Pull out every line containing the string "SRMTID".

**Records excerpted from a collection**
....................

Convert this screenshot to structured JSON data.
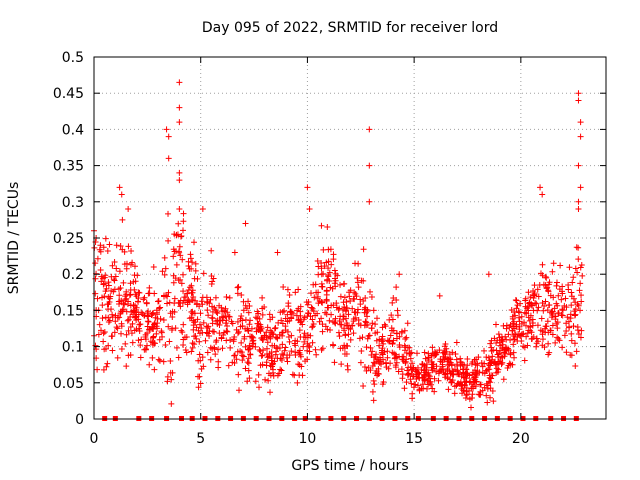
{
  "chart_data": {
    "type": "scatter",
    "title": "Day 095 of 2022, SRMTID for receiver lord",
    "xlabel": "GPS time / hours",
    "ylabel": "SRMTID / TECUs",
    "xlim": [
      0,
      23.99
    ],
    "ylim": [
      0,
      0.5
    ],
    "xticks": [
      0,
      5,
      10,
      15,
      20
    ],
    "xtick_labels": [
      "0",
      "5",
      "10",
      "15",
      "20"
    ],
    "yticks": [
      0,
      0.05,
      0.1,
      0.15,
      0.2,
      0.25,
      0.3,
      0.35,
      0.4,
      0.45,
      0.5
    ],
    "ytick_labels": [
      "0",
      "0.05",
      "0.1",
      "0.15",
      "0.2",
      "0.25",
      "0.3",
      "0.35",
      "0.4",
      "0.45",
      "0.5"
    ],
    "grid": true,
    "marker": "plus",
    "color": "#ff0000",
    "zero_markers_x": [
      0.5,
      1.0,
      2.1,
      2.7,
      3.4,
      4.1,
      4.6,
      5.2,
      5.8,
      6.4,
      7.0,
      7.6,
      8.2,
      8.8,
      9.4,
      9.9,
      10.5,
      11.1,
      11.7,
      12.3,
      12.9,
      13.5,
      14.1,
      14.7,
      15.2,
      15.9,
      16.5,
      17.1,
      17.7,
      18.3,
      18.9,
      19.5,
      20.1,
      20.7,
      21.4,
      22.0,
      22.6
    ],
    "envelope": [
      [
        0.0,
        0.16,
        0.06
      ],
      [
        0.3,
        0.18,
        0.06
      ],
      [
        0.6,
        0.15,
        0.05
      ],
      [
        1.0,
        0.17,
        0.06
      ],
      [
        1.4,
        0.16,
        0.05
      ],
      [
        1.8,
        0.18,
        0.05
      ],
      [
        2.2,
        0.13,
        0.03
      ],
      [
        2.6,
        0.13,
        0.03
      ],
      [
        3.0,
        0.12,
        0.04
      ],
      [
        3.4,
        0.16,
        0.07
      ],
      [
        3.8,
        0.17,
        0.07
      ],
      [
        4.2,
        0.18,
        0.07
      ],
      [
        4.6,
        0.16,
        0.06
      ],
      [
        5.0,
        0.12,
        0.05
      ],
      [
        5.4,
        0.15,
        0.05
      ],
      [
        5.8,
        0.13,
        0.04
      ],
      [
        6.2,
        0.14,
        0.04
      ],
      [
        6.6,
        0.11,
        0.04
      ],
      [
        7.0,
        0.12,
        0.04
      ],
      [
        7.4,
        0.1,
        0.03
      ],
      [
        7.8,
        0.12,
        0.04
      ],
      [
        8.2,
        0.09,
        0.03
      ],
      [
        8.6,
        0.1,
        0.03
      ],
      [
        9.0,
        0.13,
        0.04
      ],
      [
        9.4,
        0.11,
        0.04
      ],
      [
        9.8,
        0.12,
        0.04
      ],
      [
        10.2,
        0.15,
        0.05
      ],
      [
        10.6,
        0.17,
        0.05
      ],
      [
        11.0,
        0.18,
        0.05
      ],
      [
        11.4,
        0.16,
        0.05
      ],
      [
        11.8,
        0.13,
        0.04
      ],
      [
        12.2,
        0.15,
        0.05
      ],
      [
        12.6,
        0.14,
        0.05
      ],
      [
        13.0,
        0.11,
        0.04
      ],
      [
        13.4,
        0.09,
        0.03
      ],
      [
        13.8,
        0.1,
        0.03
      ],
      [
        14.2,
        0.12,
        0.04
      ],
      [
        14.6,
        0.08,
        0.03
      ],
      [
        15.0,
        0.06,
        0.02
      ],
      [
        15.4,
        0.06,
        0.02
      ],
      [
        15.8,
        0.07,
        0.02
      ],
      [
        16.2,
        0.07,
        0.02
      ],
      [
        16.6,
        0.07,
        0.02
      ],
      [
        17.0,
        0.06,
        0.02
      ],
      [
        17.4,
        0.05,
        0.02
      ],
      [
        17.8,
        0.06,
        0.02
      ],
      [
        18.2,
        0.05,
        0.02
      ],
      [
        18.6,
        0.07,
        0.03
      ],
      [
        19.0,
        0.09,
        0.03
      ],
      [
        19.4,
        0.11,
        0.03
      ],
      [
        19.8,
        0.13,
        0.03
      ],
      [
        20.2,
        0.14,
        0.04
      ],
      [
        20.6,
        0.15,
        0.04
      ],
      [
        21.0,
        0.15,
        0.05
      ],
      [
        21.4,
        0.16,
        0.05
      ],
      [
        21.8,
        0.15,
        0.04
      ],
      [
        22.2,
        0.14,
        0.04
      ],
      [
        22.6,
        0.15,
        0.05
      ],
      [
        22.9,
        0.19,
        0.05
      ]
    ],
    "spikes": [
      [
        0.0,
        0.26
      ],
      [
        0.1,
        0.25
      ],
      [
        0.3,
        0.24
      ],
      [
        1.2,
        0.32
      ],
      [
        1.3,
        0.31
      ],
      [
        1.6,
        0.29
      ],
      [
        2.8,
        0.21
      ],
      [
        3.4,
        0.4
      ],
      [
        3.5,
        0.39
      ],
      [
        3.5,
        0.36
      ],
      [
        4.0,
        0.465
      ],
      [
        4.0,
        0.43
      ],
      [
        4.0,
        0.41
      ],
      [
        4.0,
        0.34
      ],
      [
        4.0,
        0.33
      ],
      [
        4.0,
        0.29
      ],
      [
        5.1,
        0.29
      ],
      [
        7.1,
        0.27
      ],
      [
        10.0,
        0.32
      ],
      [
        10.1,
        0.29
      ],
      [
        12.9,
        0.4
      ],
      [
        12.9,
        0.35
      ],
      [
        12.9,
        0.3
      ],
      [
        20.9,
        0.32
      ],
      [
        21.0,
        0.31
      ],
      [
        22.7,
        0.45
      ],
      [
        22.7,
        0.44
      ],
      [
        22.8,
        0.41
      ],
      [
        22.8,
        0.39
      ],
      [
        22.7,
        0.35
      ],
      [
        22.8,
        0.32
      ],
      [
        22.7,
        0.3
      ],
      [
        22.7,
        0.29
      ],
      [
        18.5,
        0.2
      ],
      [
        14.3,
        0.2
      ],
      [
        16.2,
        0.17
      ],
      [
        8.6,
        0.23
      ],
      [
        6.6,
        0.23
      ]
    ]
  }
}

....................

**Task answer**
    "title": "Day 095 of 2022, SRMTID for receiver lord",
    "ylabel": "SRMTID / TECUs",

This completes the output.